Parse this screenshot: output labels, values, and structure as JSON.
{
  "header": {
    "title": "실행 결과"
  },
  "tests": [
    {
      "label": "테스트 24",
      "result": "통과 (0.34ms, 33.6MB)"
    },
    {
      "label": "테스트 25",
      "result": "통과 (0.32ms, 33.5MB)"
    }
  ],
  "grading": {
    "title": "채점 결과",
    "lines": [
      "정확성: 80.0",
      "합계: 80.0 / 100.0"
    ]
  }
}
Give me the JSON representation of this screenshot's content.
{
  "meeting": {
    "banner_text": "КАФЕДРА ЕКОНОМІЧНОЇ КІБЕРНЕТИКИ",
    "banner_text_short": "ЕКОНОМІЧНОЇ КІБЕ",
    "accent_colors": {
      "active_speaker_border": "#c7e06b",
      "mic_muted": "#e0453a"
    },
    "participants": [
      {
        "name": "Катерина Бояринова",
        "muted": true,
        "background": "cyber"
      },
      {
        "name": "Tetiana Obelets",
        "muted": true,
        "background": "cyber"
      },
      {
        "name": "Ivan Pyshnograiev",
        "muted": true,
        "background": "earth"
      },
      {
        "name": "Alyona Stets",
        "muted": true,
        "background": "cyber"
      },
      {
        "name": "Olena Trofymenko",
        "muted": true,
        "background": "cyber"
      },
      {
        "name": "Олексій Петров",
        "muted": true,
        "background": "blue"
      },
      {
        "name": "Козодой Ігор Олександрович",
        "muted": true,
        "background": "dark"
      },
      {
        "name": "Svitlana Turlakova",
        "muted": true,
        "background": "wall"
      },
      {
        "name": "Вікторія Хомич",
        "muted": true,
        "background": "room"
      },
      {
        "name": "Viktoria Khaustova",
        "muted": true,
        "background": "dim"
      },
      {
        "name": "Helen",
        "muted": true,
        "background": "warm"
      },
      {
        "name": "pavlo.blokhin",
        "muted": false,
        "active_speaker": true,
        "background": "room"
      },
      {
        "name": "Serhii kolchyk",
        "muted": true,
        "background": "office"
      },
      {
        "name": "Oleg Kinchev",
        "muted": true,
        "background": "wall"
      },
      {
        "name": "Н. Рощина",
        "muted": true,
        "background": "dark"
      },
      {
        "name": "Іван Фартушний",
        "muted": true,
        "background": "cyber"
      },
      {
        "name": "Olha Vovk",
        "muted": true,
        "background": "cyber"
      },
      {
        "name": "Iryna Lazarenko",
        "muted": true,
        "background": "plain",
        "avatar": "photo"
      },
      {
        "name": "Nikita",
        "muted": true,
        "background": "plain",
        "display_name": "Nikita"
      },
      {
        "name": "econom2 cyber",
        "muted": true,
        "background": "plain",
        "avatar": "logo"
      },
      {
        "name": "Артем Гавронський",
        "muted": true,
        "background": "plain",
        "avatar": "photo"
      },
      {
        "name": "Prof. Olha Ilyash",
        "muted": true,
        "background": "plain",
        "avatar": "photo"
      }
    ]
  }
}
---
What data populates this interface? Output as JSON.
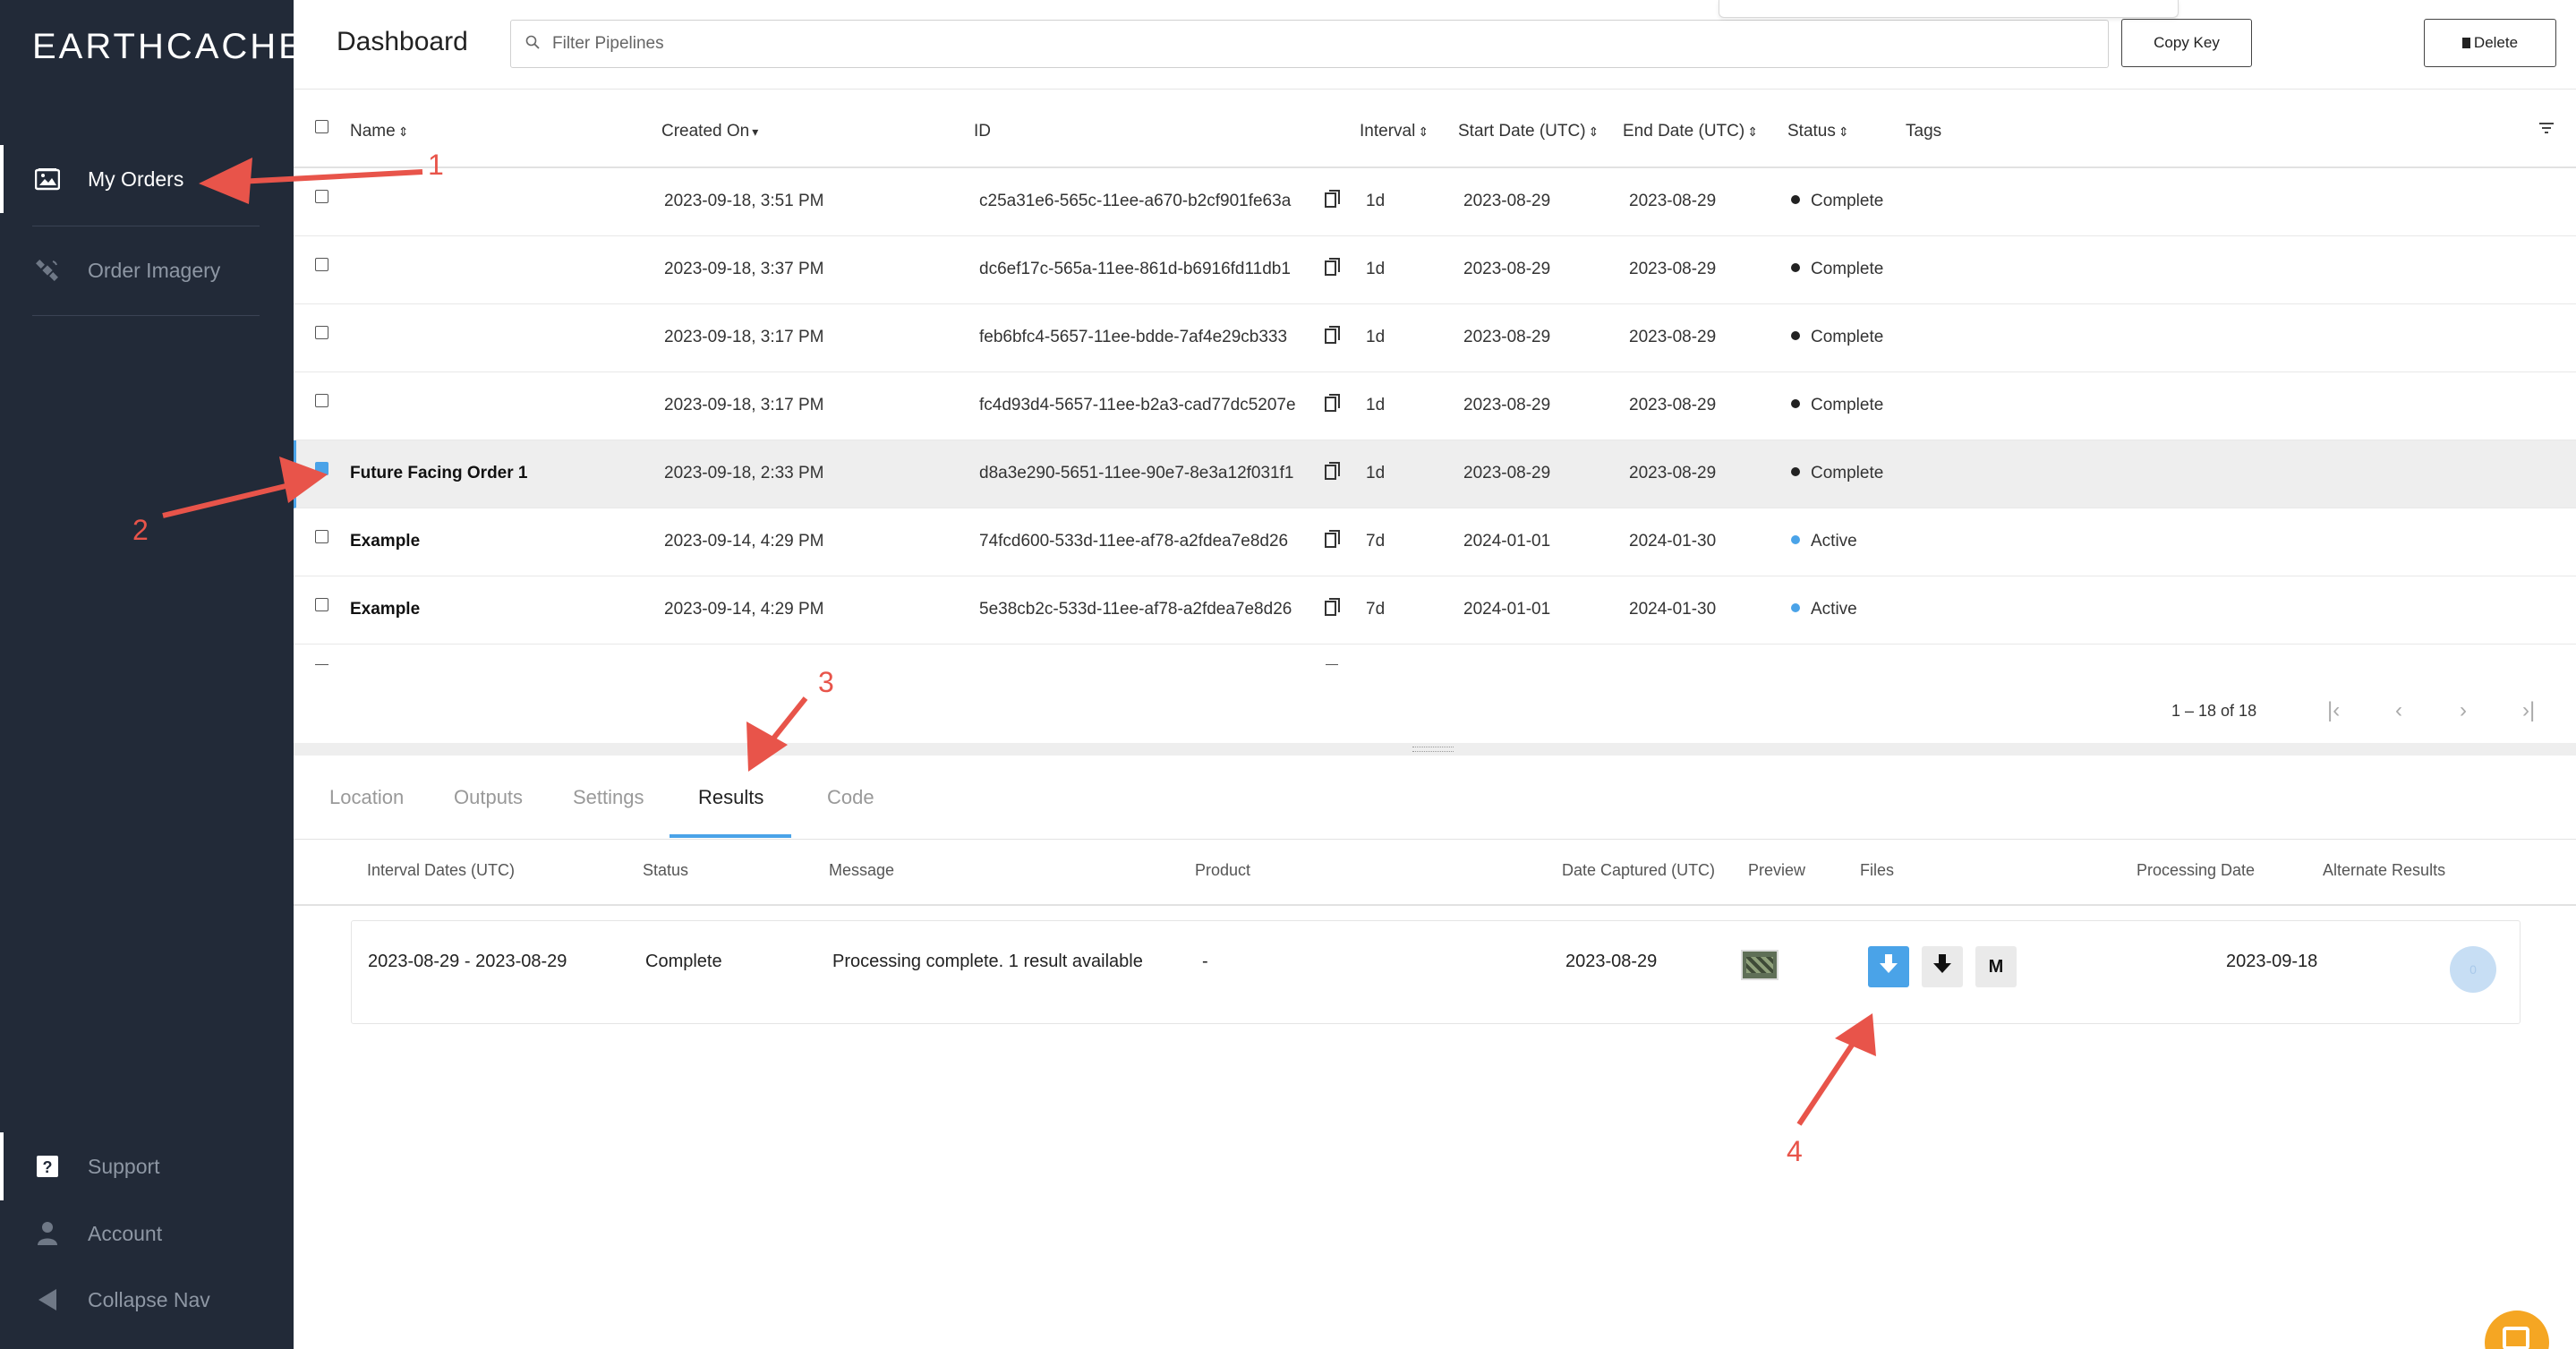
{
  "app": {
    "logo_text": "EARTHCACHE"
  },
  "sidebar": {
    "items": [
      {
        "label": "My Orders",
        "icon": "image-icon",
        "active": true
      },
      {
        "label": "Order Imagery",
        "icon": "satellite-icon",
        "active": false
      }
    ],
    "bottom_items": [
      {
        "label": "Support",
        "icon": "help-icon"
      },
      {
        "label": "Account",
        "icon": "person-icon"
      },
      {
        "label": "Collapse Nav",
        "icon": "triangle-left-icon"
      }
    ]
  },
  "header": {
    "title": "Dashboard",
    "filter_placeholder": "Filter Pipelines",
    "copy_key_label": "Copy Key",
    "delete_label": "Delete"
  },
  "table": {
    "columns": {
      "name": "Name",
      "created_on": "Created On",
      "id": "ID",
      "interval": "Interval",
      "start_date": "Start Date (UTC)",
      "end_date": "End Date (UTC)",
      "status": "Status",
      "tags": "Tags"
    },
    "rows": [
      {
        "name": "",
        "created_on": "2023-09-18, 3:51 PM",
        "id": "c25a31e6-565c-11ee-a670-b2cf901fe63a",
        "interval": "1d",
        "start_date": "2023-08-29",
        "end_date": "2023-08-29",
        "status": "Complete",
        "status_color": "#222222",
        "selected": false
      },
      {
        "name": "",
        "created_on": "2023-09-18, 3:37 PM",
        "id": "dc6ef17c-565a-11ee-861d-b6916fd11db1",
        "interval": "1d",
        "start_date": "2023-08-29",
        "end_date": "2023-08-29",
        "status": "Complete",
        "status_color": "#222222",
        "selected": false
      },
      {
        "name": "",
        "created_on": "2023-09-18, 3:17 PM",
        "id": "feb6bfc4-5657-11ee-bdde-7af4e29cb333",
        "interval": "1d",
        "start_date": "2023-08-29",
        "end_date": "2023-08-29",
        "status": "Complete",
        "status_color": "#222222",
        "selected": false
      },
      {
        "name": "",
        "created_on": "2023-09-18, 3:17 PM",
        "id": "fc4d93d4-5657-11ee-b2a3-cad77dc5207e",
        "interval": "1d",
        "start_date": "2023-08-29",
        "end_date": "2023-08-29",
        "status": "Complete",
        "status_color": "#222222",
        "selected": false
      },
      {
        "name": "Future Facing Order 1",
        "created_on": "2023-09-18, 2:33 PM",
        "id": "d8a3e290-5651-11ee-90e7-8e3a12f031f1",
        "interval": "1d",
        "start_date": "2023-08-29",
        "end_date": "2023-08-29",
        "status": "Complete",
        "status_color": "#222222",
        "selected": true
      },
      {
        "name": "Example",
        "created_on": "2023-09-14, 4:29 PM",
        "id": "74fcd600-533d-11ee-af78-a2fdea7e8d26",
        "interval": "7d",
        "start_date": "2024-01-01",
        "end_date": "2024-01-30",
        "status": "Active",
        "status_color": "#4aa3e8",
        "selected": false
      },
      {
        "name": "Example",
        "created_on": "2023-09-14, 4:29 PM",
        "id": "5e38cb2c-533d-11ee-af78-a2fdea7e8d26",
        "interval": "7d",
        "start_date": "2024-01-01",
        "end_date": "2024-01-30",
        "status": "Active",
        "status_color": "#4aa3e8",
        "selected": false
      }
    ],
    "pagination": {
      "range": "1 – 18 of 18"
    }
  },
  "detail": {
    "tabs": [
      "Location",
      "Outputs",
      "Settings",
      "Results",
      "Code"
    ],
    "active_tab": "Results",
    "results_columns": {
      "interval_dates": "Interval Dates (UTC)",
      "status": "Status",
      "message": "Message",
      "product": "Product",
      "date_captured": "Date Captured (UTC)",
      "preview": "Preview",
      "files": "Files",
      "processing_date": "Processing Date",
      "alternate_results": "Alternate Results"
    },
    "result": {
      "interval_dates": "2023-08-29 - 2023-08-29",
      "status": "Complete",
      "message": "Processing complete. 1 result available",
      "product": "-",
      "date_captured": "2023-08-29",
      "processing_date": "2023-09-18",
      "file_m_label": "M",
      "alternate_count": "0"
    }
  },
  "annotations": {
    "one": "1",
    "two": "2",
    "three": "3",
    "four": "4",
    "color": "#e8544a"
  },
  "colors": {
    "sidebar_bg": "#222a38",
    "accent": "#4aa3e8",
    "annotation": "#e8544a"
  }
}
---
* What is being asked
Find the word "screenshot" in the records and pull out each line that has it.

* Full response
Parse this screenshot: output labels, values, and structure as JSON.
Give me the JSON representation of this screenshot's content.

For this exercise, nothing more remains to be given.